### Work to be completed
Repeat the material below exactly, line for line.

(Figure record listings)
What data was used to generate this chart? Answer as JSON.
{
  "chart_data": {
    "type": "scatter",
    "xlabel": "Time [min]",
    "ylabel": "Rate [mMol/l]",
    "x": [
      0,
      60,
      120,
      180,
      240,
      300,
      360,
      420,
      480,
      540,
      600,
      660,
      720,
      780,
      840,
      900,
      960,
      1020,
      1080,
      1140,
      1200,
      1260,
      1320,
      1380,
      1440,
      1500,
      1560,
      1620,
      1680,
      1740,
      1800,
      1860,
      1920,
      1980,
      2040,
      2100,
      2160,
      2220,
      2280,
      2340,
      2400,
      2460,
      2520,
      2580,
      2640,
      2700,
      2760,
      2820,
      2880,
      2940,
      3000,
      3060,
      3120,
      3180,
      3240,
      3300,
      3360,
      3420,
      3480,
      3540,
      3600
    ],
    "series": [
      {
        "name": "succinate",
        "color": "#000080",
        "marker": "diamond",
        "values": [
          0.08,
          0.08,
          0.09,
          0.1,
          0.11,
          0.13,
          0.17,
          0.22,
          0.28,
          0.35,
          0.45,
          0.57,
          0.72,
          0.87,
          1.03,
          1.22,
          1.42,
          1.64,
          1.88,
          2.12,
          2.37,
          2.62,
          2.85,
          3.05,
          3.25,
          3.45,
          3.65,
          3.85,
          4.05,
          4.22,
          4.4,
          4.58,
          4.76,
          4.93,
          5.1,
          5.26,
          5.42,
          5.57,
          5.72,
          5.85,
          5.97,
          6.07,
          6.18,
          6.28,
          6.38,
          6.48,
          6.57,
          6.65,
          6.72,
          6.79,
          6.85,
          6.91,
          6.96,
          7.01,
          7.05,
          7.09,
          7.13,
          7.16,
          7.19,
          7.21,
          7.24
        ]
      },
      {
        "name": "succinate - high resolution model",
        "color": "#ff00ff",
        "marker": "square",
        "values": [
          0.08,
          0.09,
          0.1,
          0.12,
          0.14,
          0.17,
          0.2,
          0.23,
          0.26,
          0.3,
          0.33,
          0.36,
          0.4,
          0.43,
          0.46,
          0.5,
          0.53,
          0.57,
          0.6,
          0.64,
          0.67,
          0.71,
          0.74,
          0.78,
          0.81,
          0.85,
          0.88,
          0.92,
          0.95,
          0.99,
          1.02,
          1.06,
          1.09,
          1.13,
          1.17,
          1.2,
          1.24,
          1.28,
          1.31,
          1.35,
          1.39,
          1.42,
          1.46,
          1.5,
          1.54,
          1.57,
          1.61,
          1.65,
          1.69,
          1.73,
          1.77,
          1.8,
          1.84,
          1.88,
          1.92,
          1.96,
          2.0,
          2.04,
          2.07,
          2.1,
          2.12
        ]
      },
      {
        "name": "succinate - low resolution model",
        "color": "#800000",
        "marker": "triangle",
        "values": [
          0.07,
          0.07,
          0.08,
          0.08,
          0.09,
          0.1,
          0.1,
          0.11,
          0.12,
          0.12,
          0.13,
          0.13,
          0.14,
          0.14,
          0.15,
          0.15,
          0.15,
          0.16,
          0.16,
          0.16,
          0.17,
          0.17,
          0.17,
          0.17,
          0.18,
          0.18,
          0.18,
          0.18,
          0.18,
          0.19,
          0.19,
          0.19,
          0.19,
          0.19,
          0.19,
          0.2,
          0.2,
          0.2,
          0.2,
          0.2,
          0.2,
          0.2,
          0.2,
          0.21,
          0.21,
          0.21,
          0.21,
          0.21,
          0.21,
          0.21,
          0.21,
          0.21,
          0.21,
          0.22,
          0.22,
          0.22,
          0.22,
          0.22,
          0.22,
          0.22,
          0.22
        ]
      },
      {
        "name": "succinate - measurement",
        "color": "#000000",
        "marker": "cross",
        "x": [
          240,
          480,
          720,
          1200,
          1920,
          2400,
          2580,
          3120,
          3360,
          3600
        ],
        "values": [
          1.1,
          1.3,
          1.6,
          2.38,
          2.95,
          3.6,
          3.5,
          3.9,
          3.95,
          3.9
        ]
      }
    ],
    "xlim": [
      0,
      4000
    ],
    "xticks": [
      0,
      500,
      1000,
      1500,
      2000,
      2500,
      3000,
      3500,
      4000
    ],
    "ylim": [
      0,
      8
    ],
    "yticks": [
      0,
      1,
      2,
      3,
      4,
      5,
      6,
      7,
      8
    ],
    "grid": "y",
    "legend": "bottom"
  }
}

### Task output
What data was used to generate this chart? Answer as JSON.
{
  "chart_data": {
    "type": "scatter",
    "xlabel": "Time [min]",
    "ylabel": "Rate [mMol/l]",
    "x": [
      0,
      60,
      120,
      180,
      240,
      300,
      360,
      420,
      480,
      540,
      600,
      660,
      720,
      780,
      840,
      900,
      960,
      1020,
      1080,
      1140,
      1200,
      1260,
      1320,
      1380,
      1440,
      1500,
      1560,
      1620,
      1680,
      1740,
      1800,
      1860,
      1920,
      1980,
      2040,
      2100,
      2160,
      2220,
      2280,
      2340,
      2400,
      2460,
      2520,
      2580,
      2640,
      2700,
      2760,
      2820,
      2880,
      2940,
      3000,
      3060,
      3120,
      3180,
      3240,
      3300,
      3360,
      3420,
      3480,
      3540,
      3600
    ],
    "series": [
      {
        "name": "succinate",
        "color": "#000080",
        "marker": "diamond",
        "values": [
          0.08,
          0.08,
          0.09,
          0.1,
          0.11,
          0.13,
          0.17,
          0.22,
          0.28,
          0.35,
          0.45,
          0.57,
          0.72,
          0.87,
          1.03,
          1.22,
          1.42,
          1.64,
          1.88,
          2.12,
          2.37,
          2.62,
          2.85,
          3.05,
          3.25,
          3.45,
          3.65,
          3.85,
          4.05,
          4.22,
          4.4,
          4.58,
          4.76,
          4.93,
          5.1,
          5.26,
          5.42,
          5.57,
          5.72,
          5.85,
          5.97,
          6.07,
          6.18,
          6.28,
          6.38,
          6.48,
          6.57,
          6.65,
          6.72,
          6.79,
          6.85,
          6.91,
          6.96,
          7.01,
          7.05,
          7.09,
          7.13,
          7.16,
          7.19,
          7.21,
          7.24
        ]
      },
      {
        "name": "succinate - high resolution model",
        "color": "#ff00ff",
        "marker": "square",
        "values": [
          0.08,
          0.09,
          0.1,
          0.12,
          0.14,
          0.17,
          0.2,
          0.23,
          0.26,
          0.3,
          0.33,
          0.36,
          0.4,
          0.43,
          0.46,
          0.5,
          0.53,
          0.57,
          0.6,
          0.64,
          0.67,
          0.71,
          0.74,
          0.78,
          0.81,
          0.85,
          0.88,
          0.92,
          0.95,
          0.99,
          1.02,
          1.06,
          1.09,
          1.13,
          1.17,
          1.2,
          1.24,
          1.28,
          1.31,
          1.35,
          1.39,
          1.42,
          1.46,
          1.5,
          1.54,
          1.57,
          1.61,
          1.65,
          1.69,
          1.73,
          1.77,
          1.8,
          1.84,
          1.88,
          1.92,
          1.96,
          2.0,
          2.04,
          2.07,
          2.1,
          2.12
        ]
      },
      {
        "name": "succinate - low resolution model",
        "color": "#800000",
        "marker": "triangle",
        "values": [
          0.07,
          0.07,
          0.08,
          0.08,
          0.09,
          0.1,
          0.1,
          0.11,
          0.12,
          0.12,
          0.13,
          0.13,
          0.14,
          0.14,
          0.15,
          0.15,
          0.15,
          0.16,
          0.16,
          0.16,
          0.17,
          0.17,
          0.17,
          0.17,
          0.18,
          0.18,
          0.18,
          0.18,
          0.18,
          0.19,
          0.19,
          0.19,
          0.19,
          0.19,
          0.19,
          0.2,
          0.2,
          0.2,
          0.2,
          0.2,
          0.2,
          0.2,
          0.2,
          0.21,
          0.21,
          0.21,
          0.21,
          0.21,
          0.21,
          0.21,
          0.21,
          0.21,
          0.21,
          0.22,
          0.22,
          0.22,
          0.22,
          0.22,
          0.22,
          0.22,
          0.22
        ]
      },
      {
        "name": "succinate - measurement",
        "color": "#000000",
        "marker": "cross",
        "x": [
          240,
          480,
          720,
          1200,
          1920,
          2400,
          2580,
          3120,
          3360,
          3600
        ],
        "values": [
          1.1,
          1.3,
          1.6,
          2.38,
          2.95,
          3.6,
          3.5,
          3.9,
          3.95,
          3.9
        ]
      }
    ],
    "xlim": [
      0,
      4000
    ],
    "xticks": [
      0,
      500,
      1000,
      1500,
      2000,
      2500,
      3000,
      3500,
      4000
    ],
    "ylim": [
      0,
      8
    ],
    "yticks": [
      0,
      1,
      2,
      3,
      4,
      5,
      6,
      7,
      8
    ],
    "grid": "y",
    "legend": "bottom"
  }
}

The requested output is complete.